(Passage for review)
I. The Classical
The normative bill of particulars brought against American corporate business is lengthy, shocking, and saddening. From many quarters and over long stretches of time, a clamorous chorus has sounded out a damning indictment of specific business practices and, in some cases, a condemnation of the institution itself. Greed, selfishness, ego-centeredness, disregard of the needs and well-being of others, a narrow or nonexistent social vision, an ethnocentric managerial creed imposed on nonindustrial cultures, a reckless use of dangerous technologies, an undermining of countervailing institutions such as trade unions, a virtual political takeover of some pluralist government agencies, and a system of self-reward that few either inside or outside business have cared to defend as fair or moral—all of these attributes have been credited to the business account.
(End Passage for review)
(Exercise data)
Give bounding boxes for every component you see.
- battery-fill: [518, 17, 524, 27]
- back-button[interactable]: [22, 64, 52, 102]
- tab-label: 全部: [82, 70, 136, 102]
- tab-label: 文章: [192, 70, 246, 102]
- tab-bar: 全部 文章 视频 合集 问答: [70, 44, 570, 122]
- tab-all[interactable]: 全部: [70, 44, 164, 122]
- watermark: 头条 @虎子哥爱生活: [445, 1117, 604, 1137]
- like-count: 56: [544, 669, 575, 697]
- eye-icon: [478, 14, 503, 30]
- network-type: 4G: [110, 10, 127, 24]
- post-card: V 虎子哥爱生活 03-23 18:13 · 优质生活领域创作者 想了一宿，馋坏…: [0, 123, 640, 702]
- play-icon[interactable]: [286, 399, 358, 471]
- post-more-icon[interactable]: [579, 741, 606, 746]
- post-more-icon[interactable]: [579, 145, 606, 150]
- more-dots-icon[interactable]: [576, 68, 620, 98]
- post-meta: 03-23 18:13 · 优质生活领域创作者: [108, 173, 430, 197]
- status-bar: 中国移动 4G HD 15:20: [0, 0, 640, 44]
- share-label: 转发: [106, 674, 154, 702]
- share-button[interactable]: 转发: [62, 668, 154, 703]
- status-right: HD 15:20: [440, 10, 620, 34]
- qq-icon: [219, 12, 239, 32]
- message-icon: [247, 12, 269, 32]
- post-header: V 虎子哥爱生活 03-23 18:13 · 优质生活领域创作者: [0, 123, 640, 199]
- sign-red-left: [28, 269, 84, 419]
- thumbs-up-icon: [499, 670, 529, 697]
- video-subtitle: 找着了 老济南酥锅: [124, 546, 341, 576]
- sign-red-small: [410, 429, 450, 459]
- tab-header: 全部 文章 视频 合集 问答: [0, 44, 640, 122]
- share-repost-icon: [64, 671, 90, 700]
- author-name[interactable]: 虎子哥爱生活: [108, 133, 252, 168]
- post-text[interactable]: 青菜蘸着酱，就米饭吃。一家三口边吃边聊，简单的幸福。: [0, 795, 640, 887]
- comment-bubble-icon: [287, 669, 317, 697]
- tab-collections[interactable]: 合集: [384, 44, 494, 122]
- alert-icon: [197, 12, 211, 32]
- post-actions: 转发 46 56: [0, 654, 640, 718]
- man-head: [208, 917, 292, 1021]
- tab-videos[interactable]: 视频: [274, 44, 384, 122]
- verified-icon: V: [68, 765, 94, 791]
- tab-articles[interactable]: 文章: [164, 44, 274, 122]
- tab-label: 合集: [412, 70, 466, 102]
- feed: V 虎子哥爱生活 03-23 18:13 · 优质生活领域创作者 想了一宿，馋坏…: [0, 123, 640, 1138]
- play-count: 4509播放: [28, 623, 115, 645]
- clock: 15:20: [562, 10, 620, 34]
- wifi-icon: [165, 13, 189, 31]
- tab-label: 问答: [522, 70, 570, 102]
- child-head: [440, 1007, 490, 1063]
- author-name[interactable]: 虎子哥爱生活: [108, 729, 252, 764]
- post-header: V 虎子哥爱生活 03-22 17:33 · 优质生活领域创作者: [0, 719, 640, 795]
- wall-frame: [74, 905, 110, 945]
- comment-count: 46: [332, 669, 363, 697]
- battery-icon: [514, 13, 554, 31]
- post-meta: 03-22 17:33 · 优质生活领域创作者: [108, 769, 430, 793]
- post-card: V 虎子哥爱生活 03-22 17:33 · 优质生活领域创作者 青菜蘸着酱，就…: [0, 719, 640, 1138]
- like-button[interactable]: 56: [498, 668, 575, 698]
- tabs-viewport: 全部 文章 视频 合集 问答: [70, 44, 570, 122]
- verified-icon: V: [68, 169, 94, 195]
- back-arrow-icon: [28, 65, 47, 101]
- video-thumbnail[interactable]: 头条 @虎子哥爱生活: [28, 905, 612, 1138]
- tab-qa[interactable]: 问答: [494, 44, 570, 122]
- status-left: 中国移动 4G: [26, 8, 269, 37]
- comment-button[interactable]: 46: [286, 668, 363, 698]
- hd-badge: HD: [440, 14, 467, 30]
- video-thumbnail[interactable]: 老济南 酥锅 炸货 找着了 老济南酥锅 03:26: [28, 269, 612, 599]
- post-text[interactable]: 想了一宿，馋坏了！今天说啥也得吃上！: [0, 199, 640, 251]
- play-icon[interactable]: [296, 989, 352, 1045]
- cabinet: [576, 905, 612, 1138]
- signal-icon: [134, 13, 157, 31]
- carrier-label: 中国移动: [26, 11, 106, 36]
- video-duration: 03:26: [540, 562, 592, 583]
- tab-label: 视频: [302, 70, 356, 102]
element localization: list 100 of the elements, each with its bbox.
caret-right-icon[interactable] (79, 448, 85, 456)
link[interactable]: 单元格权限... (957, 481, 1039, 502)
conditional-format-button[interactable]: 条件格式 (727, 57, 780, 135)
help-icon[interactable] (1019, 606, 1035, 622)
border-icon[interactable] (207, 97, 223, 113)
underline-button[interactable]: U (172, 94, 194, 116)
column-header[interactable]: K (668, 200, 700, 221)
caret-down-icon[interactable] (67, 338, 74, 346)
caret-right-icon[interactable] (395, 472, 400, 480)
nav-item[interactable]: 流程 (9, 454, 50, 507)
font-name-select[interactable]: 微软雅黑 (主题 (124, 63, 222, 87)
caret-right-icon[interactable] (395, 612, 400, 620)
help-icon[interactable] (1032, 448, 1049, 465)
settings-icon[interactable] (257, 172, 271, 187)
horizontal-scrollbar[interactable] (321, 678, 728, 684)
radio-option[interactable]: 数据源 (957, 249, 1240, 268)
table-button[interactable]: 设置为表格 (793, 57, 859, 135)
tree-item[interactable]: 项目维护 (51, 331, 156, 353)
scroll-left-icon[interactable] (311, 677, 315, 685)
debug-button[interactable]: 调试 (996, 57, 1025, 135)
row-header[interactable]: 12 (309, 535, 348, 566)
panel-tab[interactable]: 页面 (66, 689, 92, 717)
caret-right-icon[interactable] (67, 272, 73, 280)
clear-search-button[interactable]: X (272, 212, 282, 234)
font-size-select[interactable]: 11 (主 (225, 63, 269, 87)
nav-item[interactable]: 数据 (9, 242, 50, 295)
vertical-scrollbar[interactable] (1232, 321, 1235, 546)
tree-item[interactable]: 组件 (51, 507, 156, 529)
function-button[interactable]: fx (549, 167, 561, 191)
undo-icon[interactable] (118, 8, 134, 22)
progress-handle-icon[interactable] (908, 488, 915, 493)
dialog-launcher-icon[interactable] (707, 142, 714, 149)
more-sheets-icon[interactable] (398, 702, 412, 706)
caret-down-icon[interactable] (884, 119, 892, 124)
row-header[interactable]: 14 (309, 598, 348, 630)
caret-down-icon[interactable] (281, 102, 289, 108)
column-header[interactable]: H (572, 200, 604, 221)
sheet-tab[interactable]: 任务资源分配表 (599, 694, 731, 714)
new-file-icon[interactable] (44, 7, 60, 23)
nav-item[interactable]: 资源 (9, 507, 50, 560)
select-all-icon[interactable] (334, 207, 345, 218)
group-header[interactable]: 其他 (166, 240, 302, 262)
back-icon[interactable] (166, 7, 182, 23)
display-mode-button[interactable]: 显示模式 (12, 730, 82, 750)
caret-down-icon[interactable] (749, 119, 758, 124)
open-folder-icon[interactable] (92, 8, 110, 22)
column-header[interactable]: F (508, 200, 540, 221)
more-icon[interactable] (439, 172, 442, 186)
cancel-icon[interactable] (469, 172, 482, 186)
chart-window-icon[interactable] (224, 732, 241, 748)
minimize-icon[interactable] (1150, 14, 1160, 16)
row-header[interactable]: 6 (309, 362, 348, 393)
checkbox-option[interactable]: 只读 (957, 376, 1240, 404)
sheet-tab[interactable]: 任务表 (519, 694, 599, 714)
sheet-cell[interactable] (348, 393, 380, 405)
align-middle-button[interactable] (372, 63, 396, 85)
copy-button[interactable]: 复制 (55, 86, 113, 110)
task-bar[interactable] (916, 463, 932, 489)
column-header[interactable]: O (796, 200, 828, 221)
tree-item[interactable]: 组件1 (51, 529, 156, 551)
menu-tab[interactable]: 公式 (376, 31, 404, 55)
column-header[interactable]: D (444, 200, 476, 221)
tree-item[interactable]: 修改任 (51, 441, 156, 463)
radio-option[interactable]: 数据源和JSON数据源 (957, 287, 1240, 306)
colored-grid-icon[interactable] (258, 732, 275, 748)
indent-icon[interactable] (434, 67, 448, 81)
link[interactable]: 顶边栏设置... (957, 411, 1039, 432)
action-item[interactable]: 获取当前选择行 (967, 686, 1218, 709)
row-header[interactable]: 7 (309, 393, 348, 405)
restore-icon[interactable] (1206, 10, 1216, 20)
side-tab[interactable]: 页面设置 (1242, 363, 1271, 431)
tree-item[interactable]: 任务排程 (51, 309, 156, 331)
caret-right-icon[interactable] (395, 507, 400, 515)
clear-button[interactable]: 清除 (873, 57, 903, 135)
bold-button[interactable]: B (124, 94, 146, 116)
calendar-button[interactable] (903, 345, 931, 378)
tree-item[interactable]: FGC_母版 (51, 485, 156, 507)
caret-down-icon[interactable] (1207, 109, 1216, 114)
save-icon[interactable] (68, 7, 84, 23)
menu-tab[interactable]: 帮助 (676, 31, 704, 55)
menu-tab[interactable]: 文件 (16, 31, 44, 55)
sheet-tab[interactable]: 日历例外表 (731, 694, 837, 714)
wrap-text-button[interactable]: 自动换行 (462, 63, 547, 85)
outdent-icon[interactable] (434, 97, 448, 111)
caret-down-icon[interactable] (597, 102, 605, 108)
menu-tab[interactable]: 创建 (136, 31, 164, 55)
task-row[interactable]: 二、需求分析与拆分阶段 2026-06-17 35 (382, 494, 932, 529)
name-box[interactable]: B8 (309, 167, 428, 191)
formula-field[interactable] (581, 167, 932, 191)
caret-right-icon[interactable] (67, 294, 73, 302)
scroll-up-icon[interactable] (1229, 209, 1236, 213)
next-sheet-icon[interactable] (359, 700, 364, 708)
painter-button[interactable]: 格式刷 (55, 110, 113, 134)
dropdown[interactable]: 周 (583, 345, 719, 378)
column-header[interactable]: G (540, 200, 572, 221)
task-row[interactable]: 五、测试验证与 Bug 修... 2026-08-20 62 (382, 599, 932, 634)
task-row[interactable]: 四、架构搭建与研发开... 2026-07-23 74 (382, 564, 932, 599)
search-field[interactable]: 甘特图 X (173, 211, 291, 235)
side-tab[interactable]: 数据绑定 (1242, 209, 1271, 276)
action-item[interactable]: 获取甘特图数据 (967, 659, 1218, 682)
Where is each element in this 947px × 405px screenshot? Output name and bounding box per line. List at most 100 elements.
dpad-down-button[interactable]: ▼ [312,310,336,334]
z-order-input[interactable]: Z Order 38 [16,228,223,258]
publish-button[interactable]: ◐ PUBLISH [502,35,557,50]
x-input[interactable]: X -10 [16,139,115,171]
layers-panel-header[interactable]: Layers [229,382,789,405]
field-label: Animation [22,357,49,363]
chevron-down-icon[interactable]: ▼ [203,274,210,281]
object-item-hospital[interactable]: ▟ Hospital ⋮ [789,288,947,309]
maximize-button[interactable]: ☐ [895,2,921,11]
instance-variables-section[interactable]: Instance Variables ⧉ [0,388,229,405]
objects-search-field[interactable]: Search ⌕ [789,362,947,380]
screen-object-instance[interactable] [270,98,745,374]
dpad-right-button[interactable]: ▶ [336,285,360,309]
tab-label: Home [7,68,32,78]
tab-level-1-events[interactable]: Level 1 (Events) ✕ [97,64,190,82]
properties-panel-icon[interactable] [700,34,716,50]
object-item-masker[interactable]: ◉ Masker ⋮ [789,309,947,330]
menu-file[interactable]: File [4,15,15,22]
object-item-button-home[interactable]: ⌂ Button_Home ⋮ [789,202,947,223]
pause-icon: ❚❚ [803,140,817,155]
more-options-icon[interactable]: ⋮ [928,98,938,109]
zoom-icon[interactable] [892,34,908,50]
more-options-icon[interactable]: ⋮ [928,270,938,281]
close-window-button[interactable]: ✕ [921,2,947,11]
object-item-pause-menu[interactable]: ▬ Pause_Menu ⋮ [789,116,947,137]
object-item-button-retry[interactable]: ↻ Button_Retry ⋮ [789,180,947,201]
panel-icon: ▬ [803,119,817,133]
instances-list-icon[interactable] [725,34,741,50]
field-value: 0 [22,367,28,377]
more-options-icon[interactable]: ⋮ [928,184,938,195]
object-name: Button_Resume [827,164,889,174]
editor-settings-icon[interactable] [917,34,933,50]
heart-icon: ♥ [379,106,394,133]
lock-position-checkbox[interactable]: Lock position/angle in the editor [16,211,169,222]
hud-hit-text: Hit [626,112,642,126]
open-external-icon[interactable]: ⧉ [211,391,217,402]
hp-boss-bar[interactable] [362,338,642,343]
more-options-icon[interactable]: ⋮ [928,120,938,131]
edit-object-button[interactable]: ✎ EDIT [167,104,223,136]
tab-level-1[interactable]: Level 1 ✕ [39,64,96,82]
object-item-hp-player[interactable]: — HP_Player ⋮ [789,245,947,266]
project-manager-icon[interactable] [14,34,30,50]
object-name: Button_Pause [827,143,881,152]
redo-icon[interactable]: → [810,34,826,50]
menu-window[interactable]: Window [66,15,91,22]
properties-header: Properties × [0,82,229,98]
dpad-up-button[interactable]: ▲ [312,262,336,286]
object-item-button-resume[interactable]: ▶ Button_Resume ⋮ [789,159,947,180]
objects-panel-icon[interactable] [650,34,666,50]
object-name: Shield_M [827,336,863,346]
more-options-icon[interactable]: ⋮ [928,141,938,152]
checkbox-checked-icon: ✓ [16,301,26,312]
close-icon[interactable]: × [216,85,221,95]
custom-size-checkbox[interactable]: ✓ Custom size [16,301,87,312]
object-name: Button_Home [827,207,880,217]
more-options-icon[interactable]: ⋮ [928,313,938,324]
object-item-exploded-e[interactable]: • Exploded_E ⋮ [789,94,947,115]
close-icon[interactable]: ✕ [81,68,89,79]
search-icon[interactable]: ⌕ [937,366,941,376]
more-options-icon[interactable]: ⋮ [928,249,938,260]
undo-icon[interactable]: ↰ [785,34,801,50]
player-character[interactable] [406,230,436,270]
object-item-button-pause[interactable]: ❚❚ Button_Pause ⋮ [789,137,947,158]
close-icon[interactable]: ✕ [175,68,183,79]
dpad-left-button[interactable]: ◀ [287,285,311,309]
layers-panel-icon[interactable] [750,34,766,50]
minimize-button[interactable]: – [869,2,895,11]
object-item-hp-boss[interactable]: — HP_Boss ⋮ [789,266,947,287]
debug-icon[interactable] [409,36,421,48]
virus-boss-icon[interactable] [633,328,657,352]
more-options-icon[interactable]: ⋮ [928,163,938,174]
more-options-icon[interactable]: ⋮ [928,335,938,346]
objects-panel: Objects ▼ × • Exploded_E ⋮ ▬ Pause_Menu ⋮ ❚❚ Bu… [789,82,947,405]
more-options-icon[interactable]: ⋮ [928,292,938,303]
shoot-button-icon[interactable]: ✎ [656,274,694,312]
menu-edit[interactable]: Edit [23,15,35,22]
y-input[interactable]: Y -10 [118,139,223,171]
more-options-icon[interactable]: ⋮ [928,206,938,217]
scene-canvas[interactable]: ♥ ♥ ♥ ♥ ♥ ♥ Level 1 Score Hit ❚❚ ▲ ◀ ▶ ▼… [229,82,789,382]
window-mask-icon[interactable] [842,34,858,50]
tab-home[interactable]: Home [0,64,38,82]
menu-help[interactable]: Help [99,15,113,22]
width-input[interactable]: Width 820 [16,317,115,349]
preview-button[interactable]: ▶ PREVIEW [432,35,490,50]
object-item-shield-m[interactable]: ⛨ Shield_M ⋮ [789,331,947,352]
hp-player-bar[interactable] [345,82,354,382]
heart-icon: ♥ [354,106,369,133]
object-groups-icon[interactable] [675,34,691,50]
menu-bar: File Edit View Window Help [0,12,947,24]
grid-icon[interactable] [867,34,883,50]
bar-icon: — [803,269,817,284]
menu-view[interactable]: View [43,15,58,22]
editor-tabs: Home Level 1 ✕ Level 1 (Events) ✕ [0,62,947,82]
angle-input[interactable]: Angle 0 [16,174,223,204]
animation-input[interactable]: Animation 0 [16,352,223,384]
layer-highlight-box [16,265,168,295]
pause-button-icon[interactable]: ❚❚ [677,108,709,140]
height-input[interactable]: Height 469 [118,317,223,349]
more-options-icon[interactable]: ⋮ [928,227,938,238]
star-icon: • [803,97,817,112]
(End Exercise data)
> **What is needed**
In one to three sentences, explain how the passage on criticism of American corporate business describes the system of self-reward that makes it belong among the charges against business. The rows are separate material from the text on criticism of American corporate business.

> **Response to the task**
The passage describes it as a system that few people, either inside or outside business, have cared to defend as fair or moral. That description places it among the attributes credited to the business account.